>> start

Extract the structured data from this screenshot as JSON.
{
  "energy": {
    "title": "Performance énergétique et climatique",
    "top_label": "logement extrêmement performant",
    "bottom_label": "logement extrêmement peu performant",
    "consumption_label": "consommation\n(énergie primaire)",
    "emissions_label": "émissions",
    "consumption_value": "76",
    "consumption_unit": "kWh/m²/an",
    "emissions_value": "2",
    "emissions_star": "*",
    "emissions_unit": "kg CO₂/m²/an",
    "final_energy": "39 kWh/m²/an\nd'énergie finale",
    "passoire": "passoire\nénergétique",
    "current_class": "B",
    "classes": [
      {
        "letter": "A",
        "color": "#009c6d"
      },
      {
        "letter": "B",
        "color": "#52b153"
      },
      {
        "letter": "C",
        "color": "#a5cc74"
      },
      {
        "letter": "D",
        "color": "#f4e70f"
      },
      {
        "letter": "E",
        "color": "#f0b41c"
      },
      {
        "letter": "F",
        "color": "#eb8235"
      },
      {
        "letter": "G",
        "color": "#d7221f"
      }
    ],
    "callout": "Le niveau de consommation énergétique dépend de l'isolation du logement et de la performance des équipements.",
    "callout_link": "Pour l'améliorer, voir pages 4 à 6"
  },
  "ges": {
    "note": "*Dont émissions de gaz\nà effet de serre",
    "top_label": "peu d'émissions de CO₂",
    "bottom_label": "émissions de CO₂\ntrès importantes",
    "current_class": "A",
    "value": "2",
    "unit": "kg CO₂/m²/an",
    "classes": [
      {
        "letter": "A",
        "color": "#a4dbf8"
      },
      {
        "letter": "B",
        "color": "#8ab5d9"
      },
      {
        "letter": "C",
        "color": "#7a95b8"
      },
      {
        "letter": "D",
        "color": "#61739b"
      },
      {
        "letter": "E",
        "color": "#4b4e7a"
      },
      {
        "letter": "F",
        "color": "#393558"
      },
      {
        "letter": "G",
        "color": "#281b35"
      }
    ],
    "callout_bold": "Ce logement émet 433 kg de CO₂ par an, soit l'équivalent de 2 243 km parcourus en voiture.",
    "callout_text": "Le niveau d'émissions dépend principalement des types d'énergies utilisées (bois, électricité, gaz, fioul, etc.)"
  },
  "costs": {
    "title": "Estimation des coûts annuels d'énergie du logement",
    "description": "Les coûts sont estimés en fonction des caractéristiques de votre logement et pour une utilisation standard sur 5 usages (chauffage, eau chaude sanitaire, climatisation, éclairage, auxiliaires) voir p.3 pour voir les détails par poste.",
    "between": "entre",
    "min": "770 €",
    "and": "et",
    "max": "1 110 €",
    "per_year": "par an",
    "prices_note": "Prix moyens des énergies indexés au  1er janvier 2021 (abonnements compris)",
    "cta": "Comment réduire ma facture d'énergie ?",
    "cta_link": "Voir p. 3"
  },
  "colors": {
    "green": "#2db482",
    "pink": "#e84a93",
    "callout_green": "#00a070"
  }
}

>> end

Your objective =
Each record must be returned exactly as it is written.

Correct output =
Extract the structured data from this screenshot as JSON.
{
  "energy": {
    "title": "Performance énergétique et climatique",
    "top_label": "logement extrêmement performant",
    "bottom_label": "logement extrêmement peu performant",
    "consumption_label": "consommation\n(énergie primaire)",
    "emissions_label": "émissions",
    "consumption_value": "76",
    "consumption_unit": "kWh/m²/an",
    "emissions_value": "2",
    "emissions_star": "*",
    "emissions_unit": "kg CO₂/m²/an",
    "final_energy": "39 kWh/m²/an\nd'énergie finale",
    "passoire": "passoire\nénergétique",
    "current_class": "B",
    "classes": [
      {
        "letter": "A",
        "color": "#009c6d"
      },
      {
        "letter": "B",
        "color": "#52b153"
      },
      {
        "letter": "C",
        "color": "#a5cc74"
      },
      {
        "letter": "D",
        "color": "#f4e70f"
      },
      {
        "letter": "E",
        "color": "#f0b41c"
      },
      {
        "letter": "F",
        "color": "#eb8235"
      },
      {
        "letter": "G",
        "color": "#d7221f"
      }
    ],
    "callout": "Le niveau de consommation énergétique dépend de l'isolation du logement et de la performance des équipements.",
    "callout_link": "Pour l'améliorer, voir pages 4 à 6"
  },
  "ges": {
    "note": "*Dont émissions de gaz\nà effet de serre",
    "top_label": "peu d'émissions de CO₂",
    "bottom_label": "émissions de CO₂\ntrès importantes",
    "current_class": "A",
    "value": "2",
    "unit": "kg CO₂/m²/an",
    "classes": [
      {
        "letter": "A",
        "color": "#a4dbf8"
      },
      {
        "letter": "B",
        "color": "#8ab5d9"
      },
      {
        "letter": "C",
        "color": "#7a95b8"
      },
      {
        "letter": "D",
        "color": "#61739b"
      },
      {
        "letter": "E",
        "color": "#4b4e7a"
      },
      {
        "letter": "F",
        "color": "#393558"
      },
      {
        "letter": "G",
        "color": "#281b35"
      }
    ],
    "callout_bold": "Ce logement émet 433 kg de CO₂ par an, soit l'équivalent de 2 243 km parcourus en voiture.",
    "callout_text": "Le niveau d'émissions dépend principalement des types d'énergies utilisées (bois, électricité, gaz, fioul, etc.)"
  },
  "costs": {
    "title": "Estimation des coûts annuels d'énergie du logement",
    "description": "Les coûts sont estimés en fonction des caractéristiques de votre logement et pour une utilisation standard sur 5 usages (chauffage, eau chaude sanitaire, climatisation, éclairage, auxiliaires) voir p.3 pour voir les détails par poste.",
    "between": "entre",
    "min": "770 €",
    "and": "et",
    "max": "1 110 €",
    "per_year": "par an",
    "prices_note": "Prix moyens des énergies indexés au  1er janvier 2021 (abonnements compris)",
    "cta": "Comment réduire ma facture d'énergie ?",
    "cta_link": "Voir p. 3"
  },
  "colors": {
    "green": "#2db482",
    "pink": "#e84a93",
    "callout_green": "#00a070"
  }
}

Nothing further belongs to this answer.